**EXERCISE AIM**
Below are the records; collect from them each line containing the string "content".

[Collected data]
══════════

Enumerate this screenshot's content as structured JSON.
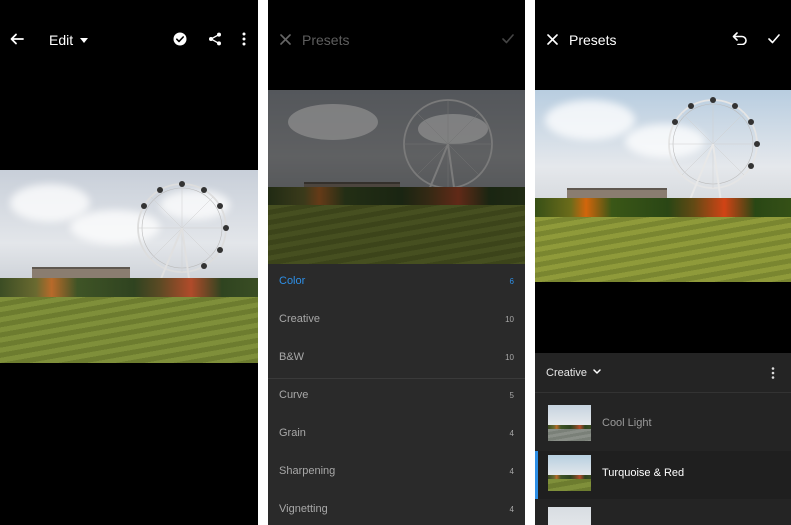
{
  "screen1": {
    "title": "Edit",
    "icons": [
      "back-arrow-icon",
      "caret-down-icon",
      "check-circle-icon",
      "share-icon",
      "more-vertical-icon"
    ]
  },
  "screen2": {
    "title": "Presets",
    "categories": [
      {
        "label": "Color",
        "count": "6",
        "active": true
      },
      {
        "label": "Creative",
        "count": "10"
      },
      {
        "label": "B&W",
        "count": "10"
      },
      {
        "label": "Curve",
        "count": "5"
      },
      {
        "label": "Grain",
        "count": "4"
      },
      {
        "label": "Sharpening",
        "count": "4"
      },
      {
        "label": "Vignetting",
        "count": "4"
      }
    ],
    "icons": [
      "close-icon",
      "check-icon"
    ]
  },
  "screen3": {
    "title": "Presets",
    "category": "Creative",
    "presets": [
      {
        "label": "Cool Light"
      },
      {
        "label": "Turquoise & Red",
        "selected": true
      }
    ],
    "icons": [
      "close-icon",
      "undo-icon",
      "check-icon",
      "chevron-down-icon",
      "more-vertical-icon"
    ]
  },
  "colors": {
    "accent": "#2e8fe6",
    "background": "#000000",
    "list_background": "#2a2a2a",
    "text_dim": "#a8a8a8"
  }
}
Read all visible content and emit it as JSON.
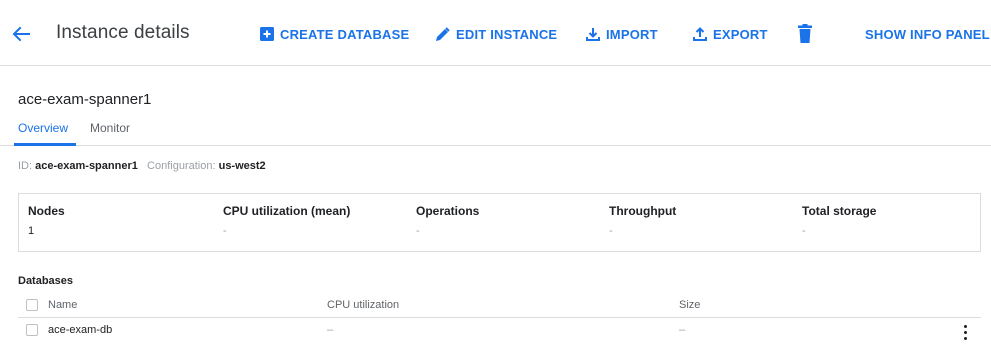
{
  "header": {
    "title": "Instance details",
    "actions": {
      "create_database": "CREATE DATABASE",
      "edit_instance": "EDIT INSTANCE",
      "import": "IMPORT",
      "export": "EXPORT",
      "show_info_panel": "SHOW INFO PANEL"
    },
    "icons": {
      "back": "arrow-back-icon",
      "create_database": "add-box-icon",
      "edit_instance": "pencil-icon",
      "import": "download-icon",
      "export": "upload-icon",
      "delete": "trash-icon"
    }
  },
  "instance": {
    "name": "ace-exam-spanner1",
    "id_label": "ID:",
    "id_value": "ace-exam-spanner1",
    "config_label": "Configuration:",
    "config_value": "us-west2"
  },
  "tabs": [
    {
      "label": "Overview",
      "active": true
    },
    {
      "label": "Monitor",
      "active": false
    }
  ],
  "stats": [
    {
      "label": "Nodes",
      "value": "1"
    },
    {
      "label": "CPU utilization (mean)",
      "value": "-"
    },
    {
      "label": "Operations",
      "value": "-"
    },
    {
      "label": "Throughput",
      "value": "-"
    },
    {
      "label": "Total storage",
      "value": "-"
    }
  ],
  "databases": {
    "title": "Databases",
    "columns": [
      "Name",
      "CPU utilization",
      "Size"
    ],
    "rows": [
      {
        "name": "ace-exam-db",
        "cpu": "–",
        "size": "–"
      }
    ]
  },
  "colors": {
    "accent": "#1a73e8",
    "text": "#202124",
    "muted": "#9aa0a6",
    "divider": "#dadce0"
  }
}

══════════

**THE RESULT**
Enumerate this screenshot's content as structured JSON.
Read all visible content and emit it as JSON.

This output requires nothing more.